*Stated goal*: Give the number of lines in the entries that contain "Rate". State only the count.

*Extracted records*:
********************
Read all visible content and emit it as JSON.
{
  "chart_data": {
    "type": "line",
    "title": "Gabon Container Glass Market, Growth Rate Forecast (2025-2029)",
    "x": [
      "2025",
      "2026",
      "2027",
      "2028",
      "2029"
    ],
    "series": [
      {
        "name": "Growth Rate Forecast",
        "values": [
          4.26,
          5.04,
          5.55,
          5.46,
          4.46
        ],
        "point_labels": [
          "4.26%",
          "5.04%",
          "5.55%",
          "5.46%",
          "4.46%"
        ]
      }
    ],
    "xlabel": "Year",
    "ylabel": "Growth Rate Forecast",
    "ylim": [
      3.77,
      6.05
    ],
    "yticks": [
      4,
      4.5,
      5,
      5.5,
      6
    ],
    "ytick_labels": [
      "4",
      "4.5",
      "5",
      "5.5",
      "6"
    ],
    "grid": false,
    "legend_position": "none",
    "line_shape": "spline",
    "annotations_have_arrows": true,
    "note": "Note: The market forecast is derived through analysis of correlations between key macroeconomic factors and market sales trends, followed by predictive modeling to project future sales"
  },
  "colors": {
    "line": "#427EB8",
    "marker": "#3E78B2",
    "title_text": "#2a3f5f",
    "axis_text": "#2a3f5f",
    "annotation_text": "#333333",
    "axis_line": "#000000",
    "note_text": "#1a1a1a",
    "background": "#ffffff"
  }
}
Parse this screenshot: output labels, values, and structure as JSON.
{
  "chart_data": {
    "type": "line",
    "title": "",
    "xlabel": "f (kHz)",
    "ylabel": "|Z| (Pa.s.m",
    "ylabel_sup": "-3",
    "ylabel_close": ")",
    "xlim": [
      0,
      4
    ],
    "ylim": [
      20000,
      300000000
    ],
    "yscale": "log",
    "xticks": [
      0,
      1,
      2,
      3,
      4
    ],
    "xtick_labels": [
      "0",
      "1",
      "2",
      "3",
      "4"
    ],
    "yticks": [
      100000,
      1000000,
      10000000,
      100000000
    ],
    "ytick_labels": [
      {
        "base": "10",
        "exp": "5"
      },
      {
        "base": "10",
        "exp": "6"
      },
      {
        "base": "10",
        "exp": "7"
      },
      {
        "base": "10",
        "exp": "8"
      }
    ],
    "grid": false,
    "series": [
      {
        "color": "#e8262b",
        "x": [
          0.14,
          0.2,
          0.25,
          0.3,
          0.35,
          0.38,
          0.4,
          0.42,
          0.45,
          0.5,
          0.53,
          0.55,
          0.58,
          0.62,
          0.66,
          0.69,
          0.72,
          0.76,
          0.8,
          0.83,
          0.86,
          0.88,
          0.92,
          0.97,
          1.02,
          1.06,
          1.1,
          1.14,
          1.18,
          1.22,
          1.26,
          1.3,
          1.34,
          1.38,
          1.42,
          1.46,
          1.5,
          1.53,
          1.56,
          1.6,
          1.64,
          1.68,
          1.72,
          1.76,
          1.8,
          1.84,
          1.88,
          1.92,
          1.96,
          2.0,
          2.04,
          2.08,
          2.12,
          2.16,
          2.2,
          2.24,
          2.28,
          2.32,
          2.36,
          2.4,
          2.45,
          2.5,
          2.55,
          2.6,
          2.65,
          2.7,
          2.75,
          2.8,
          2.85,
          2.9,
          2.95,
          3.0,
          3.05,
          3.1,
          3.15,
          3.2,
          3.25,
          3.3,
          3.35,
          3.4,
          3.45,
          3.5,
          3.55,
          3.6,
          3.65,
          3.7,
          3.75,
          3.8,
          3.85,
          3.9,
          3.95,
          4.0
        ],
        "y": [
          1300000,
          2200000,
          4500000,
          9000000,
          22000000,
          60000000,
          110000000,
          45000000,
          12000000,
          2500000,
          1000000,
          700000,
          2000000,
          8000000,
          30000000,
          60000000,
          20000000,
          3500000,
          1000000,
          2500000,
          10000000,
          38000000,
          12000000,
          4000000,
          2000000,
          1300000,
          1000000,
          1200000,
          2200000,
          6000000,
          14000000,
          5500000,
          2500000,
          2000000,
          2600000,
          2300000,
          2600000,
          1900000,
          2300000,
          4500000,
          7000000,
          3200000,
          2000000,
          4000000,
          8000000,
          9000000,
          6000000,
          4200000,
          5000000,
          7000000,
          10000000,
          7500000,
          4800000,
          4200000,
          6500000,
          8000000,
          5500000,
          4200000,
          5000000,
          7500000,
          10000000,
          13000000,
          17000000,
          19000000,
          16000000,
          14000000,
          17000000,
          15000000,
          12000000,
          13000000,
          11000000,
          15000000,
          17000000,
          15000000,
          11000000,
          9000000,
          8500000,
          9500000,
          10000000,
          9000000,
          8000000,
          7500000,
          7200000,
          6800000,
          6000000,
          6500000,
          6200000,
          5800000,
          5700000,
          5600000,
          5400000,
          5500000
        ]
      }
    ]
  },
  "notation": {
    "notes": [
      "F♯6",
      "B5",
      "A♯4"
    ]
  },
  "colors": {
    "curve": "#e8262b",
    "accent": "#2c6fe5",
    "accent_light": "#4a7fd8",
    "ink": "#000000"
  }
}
********************
*Answer to the task*: 3